SHORT PROBLEM:
What is the number of lines that include the word "Canada"? Provide only that figure.

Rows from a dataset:
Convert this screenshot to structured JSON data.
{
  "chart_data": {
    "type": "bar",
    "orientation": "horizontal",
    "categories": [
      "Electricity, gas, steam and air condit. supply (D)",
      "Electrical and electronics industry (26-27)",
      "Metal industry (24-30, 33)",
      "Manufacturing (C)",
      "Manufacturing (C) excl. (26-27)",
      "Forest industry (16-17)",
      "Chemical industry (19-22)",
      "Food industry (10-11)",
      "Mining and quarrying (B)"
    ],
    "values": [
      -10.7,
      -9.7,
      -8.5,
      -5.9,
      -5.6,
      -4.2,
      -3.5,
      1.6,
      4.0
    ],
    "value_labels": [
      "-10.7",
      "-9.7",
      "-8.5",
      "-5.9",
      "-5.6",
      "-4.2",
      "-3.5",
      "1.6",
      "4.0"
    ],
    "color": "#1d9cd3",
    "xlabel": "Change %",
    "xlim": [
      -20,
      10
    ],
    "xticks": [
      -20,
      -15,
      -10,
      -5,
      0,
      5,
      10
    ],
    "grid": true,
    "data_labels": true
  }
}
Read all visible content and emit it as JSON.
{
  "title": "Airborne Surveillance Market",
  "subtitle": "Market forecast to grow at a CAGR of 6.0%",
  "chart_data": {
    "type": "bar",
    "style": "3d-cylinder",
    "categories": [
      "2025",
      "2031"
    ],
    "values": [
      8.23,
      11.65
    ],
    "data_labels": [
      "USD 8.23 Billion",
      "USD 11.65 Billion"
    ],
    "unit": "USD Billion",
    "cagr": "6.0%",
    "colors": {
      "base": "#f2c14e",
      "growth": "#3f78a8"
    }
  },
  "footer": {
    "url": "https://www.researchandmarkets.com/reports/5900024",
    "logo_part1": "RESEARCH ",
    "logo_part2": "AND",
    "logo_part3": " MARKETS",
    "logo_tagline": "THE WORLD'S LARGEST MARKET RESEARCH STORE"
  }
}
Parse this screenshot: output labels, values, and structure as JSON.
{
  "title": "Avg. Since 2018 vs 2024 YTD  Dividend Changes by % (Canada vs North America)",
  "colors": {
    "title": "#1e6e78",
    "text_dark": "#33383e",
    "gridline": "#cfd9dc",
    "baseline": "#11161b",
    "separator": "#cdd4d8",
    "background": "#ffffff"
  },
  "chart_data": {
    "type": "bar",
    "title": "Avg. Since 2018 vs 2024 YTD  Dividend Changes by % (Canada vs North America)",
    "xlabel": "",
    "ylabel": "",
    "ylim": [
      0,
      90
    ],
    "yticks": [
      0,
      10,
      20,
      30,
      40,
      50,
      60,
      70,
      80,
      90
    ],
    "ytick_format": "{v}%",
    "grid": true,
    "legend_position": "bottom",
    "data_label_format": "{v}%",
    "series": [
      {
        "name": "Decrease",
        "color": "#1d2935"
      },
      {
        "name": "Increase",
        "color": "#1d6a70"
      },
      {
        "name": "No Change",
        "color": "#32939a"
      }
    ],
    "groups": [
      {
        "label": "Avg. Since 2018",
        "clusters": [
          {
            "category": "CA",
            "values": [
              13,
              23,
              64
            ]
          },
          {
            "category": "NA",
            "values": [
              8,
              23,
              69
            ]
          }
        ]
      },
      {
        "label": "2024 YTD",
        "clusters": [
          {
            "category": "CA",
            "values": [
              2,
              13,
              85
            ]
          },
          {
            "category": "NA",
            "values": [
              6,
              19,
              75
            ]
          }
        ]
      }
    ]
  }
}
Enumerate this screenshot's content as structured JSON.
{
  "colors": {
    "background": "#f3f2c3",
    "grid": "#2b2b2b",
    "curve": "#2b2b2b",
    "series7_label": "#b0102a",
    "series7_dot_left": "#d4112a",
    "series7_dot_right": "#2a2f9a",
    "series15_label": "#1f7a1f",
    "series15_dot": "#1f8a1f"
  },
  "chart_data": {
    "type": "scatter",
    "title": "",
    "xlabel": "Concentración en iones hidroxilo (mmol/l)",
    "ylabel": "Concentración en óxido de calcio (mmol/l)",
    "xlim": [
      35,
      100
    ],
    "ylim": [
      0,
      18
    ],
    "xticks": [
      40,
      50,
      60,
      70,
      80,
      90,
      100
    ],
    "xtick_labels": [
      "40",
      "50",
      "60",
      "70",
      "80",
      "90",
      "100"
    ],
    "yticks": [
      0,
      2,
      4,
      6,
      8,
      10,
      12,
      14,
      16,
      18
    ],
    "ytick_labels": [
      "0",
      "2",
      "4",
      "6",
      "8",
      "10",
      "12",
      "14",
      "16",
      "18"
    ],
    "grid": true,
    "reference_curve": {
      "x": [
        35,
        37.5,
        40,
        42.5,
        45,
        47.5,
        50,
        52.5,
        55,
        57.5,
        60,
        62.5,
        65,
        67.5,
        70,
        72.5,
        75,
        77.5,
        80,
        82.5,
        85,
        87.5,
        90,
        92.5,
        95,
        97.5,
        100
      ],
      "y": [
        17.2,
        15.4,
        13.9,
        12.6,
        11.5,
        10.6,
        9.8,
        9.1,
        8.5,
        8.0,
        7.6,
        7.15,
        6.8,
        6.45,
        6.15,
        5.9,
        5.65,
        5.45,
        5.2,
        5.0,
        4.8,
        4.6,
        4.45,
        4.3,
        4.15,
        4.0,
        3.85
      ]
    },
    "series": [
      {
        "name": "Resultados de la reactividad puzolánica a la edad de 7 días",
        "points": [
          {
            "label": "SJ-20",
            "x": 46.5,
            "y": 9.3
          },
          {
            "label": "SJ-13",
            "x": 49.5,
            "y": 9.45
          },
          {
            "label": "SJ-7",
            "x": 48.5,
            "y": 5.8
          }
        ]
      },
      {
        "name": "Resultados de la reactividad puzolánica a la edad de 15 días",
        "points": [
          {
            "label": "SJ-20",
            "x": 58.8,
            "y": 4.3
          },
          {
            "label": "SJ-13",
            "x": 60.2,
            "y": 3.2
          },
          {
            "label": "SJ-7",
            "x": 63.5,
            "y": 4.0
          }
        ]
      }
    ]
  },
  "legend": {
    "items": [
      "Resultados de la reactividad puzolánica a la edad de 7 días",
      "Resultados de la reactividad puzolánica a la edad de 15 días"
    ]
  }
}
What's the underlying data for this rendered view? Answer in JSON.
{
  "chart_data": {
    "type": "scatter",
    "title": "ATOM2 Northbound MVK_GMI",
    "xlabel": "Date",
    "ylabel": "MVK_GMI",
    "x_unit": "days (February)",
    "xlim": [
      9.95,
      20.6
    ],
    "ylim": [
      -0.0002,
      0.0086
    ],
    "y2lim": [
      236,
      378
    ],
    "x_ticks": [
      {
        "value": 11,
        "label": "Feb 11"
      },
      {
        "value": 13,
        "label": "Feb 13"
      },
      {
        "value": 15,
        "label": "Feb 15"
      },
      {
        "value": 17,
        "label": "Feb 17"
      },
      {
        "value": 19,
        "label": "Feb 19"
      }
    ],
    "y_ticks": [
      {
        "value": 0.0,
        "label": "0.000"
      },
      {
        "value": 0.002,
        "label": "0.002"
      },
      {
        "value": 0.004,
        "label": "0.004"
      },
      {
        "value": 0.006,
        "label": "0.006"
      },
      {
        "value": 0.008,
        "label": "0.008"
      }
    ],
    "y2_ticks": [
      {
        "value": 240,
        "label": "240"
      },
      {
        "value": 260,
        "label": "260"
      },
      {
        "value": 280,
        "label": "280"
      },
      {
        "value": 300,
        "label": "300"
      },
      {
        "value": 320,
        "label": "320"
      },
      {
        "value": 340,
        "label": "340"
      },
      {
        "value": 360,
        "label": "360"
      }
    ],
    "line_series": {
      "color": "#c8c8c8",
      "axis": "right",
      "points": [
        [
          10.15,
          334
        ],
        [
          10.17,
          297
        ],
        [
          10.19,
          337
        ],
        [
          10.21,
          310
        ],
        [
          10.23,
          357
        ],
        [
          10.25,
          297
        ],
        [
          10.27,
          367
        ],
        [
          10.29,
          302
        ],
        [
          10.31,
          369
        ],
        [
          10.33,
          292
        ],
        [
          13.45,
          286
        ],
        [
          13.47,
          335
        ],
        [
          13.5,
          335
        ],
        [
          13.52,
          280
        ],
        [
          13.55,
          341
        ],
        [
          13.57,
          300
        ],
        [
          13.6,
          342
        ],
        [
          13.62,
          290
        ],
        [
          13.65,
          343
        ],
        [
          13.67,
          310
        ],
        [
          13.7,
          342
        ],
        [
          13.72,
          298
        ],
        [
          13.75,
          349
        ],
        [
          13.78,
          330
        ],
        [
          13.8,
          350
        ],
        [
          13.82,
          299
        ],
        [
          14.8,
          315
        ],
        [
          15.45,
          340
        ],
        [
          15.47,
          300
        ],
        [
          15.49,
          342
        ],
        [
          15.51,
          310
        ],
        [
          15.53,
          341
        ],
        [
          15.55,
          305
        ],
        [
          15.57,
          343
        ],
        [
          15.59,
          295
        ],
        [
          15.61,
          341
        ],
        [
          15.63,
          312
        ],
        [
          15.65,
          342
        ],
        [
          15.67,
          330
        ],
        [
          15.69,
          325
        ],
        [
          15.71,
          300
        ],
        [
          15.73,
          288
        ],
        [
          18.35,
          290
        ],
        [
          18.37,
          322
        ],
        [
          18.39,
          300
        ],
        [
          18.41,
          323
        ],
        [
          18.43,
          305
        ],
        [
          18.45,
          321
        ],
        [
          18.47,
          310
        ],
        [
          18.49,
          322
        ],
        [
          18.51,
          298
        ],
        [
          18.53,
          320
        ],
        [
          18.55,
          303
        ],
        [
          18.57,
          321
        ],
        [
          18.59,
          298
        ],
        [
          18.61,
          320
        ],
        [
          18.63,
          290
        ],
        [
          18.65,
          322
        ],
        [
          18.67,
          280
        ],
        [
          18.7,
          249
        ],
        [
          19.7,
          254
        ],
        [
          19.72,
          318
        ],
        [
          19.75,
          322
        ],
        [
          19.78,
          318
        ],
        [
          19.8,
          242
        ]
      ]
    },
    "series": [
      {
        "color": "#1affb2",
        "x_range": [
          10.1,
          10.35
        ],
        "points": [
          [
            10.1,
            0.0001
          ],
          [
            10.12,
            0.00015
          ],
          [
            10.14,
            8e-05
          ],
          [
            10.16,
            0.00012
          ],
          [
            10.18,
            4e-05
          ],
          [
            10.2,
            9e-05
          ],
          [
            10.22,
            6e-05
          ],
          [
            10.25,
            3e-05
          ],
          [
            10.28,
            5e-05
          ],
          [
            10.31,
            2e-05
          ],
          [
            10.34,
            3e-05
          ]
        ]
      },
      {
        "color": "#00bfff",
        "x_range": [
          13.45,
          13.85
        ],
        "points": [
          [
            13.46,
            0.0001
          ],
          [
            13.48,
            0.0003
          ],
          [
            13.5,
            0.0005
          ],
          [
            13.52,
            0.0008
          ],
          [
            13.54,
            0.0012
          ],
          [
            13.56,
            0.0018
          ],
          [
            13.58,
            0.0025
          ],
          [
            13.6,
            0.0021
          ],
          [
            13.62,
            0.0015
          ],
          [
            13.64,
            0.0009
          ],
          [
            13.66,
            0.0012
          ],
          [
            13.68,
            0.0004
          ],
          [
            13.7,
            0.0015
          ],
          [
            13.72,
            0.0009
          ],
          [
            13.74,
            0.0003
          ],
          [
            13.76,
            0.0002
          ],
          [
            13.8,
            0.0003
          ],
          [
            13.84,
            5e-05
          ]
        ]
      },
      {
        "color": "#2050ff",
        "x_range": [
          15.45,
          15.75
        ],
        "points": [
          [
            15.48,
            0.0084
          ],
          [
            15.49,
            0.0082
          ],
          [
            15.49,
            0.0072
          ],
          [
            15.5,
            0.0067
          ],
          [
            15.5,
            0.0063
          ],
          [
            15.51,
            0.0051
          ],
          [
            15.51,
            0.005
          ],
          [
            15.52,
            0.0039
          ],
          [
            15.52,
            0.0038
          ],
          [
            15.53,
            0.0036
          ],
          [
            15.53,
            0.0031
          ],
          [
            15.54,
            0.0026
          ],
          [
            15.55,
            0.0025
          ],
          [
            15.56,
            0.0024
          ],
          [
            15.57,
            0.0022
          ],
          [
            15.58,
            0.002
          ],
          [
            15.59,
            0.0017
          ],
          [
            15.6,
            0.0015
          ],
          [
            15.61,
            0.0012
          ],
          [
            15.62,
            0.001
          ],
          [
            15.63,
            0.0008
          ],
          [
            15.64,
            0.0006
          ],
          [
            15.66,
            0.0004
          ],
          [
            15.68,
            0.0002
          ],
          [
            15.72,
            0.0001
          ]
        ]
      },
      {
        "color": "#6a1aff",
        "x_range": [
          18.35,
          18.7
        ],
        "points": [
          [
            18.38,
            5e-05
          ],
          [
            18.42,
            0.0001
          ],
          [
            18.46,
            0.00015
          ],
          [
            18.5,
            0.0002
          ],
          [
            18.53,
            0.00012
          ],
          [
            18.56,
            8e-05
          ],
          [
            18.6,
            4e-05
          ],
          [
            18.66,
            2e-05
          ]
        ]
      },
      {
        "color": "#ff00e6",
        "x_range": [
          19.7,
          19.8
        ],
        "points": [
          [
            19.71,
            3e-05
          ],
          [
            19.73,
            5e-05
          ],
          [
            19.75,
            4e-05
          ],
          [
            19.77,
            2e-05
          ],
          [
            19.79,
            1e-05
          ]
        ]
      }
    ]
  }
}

OUTPUT FOR THIS EXERCISE:
2